[Data excerpts]

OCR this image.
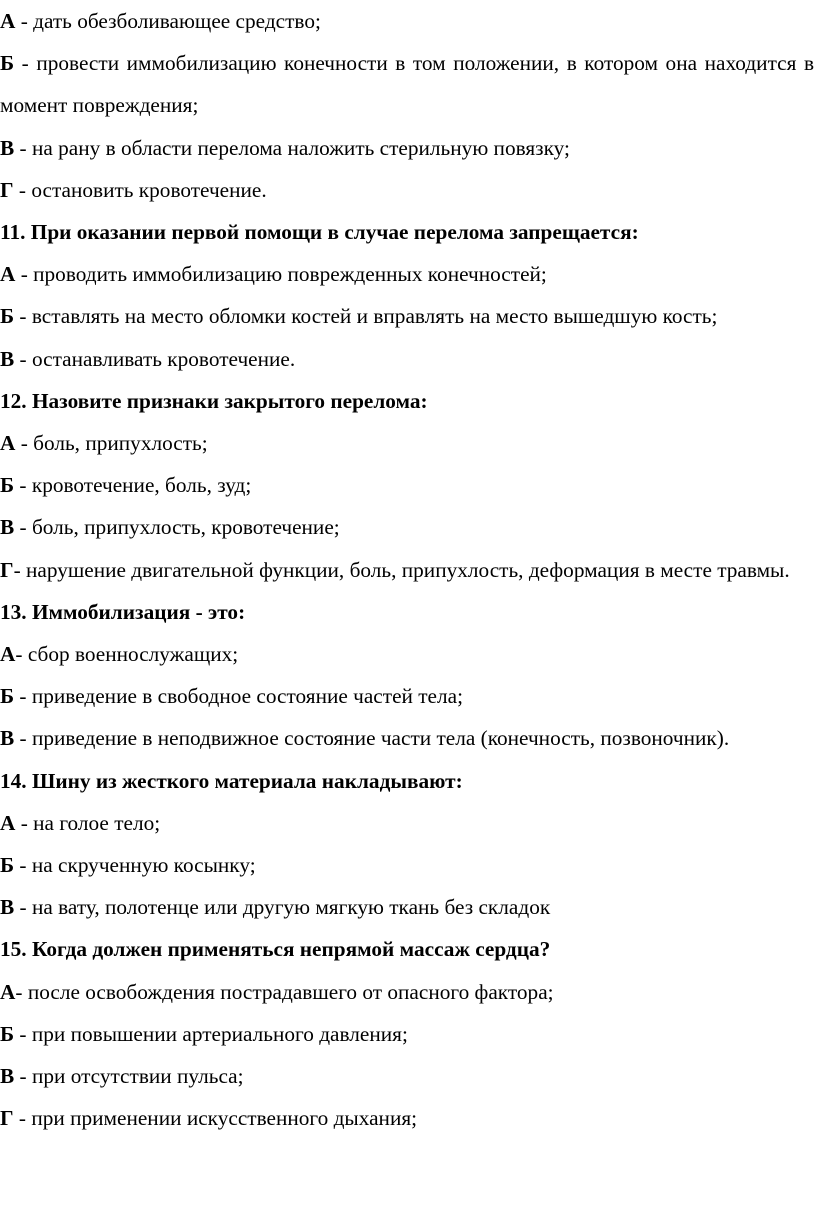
А - дать обезболивающее средство;

Б - провести иммобилизацию конечности в том положении, в котором она находится в момент повреждения;

В - на рану в области перелома наложить стерильную повязку;

Г - остановить кровотечение.

11. При оказании первой помощи в случае перелома запрещается:

А - проводить иммобилизацию поврежденных конечностей;

Б - вставлять на место обломки костей и вправлять на место вышедшую кость;

В - останавливать кровотечение.

12. Назовите признаки закрытого перелома:

А - боль, припухлость;

Б - кровотечение, боль, зуд;

В - боль, припухлость, кровотечение;

Г- нарушение двигательной функции, боль, припухлость, деформация в месте травмы.

13. Иммобилизация - это:

А- сбор военнослужащих;

Б - приведение в свободное состояние частей тела;

В - приведение в неподвижное состояние части тела (конечность, позвоночник).

14. Шину из жесткого материала накладывают:

А - на голое тело;

Б - на скрученную косынку;

В - на вату, полотенце или другую мягкую ткань без складок

15. Когда должен применяться непрямой массаж сердца?

А- после освобождения пострадавшего от опасного фактора;

Б - при повышении артериального давления;

В - при отсутствии пульса;

Г - при применении искусственного дыхания;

Task prompt
Your copy should repeat each entry above exactly but contain no pictures.

Written solution
OCR this image.
А - дать обезболивающее средство;

Б - провести иммобилизацию конечности в том положении, в котором она находится в момент повреждения;

В - на рану в области перелома наложить стерильную повязку;

Г - остановить кровотечение.

11. При оказании первой помощи в случае перелома запрещается:

А - проводить иммобилизацию поврежденных конечностей;

Б - вставлять на место обломки костей и вправлять на место вышедшую кость;

В - останавливать кровотечение.

12. Назовите признаки закрытого перелома:

А - боль, припухлость;

Б - кровотечение, боль, зуд;

В - боль, припухлость, кровотечение;

Г- нарушение двигательной функции, боль, припухлость, деформация в месте травмы.

13. Иммобилизация - это:

А- сбор военнослужащих;

Б - приведение в свободное состояние частей тела;

В - приведение в неподвижное состояние части тела (конечность, позвоночник).

14. Шину из жесткого материала накладывают:

А - на голое тело;

Б - на скрученную косынку;

В - на вату, полотенце или другую мягкую ткань без складок

15. Когда должен применяться непрямой массаж сердца?

А- после освобождения пострадавшего от опасного фактора;

Б - при повышении артериального давления;

В - при отсутствии пульса;

Г - при применении искусственного дыхания;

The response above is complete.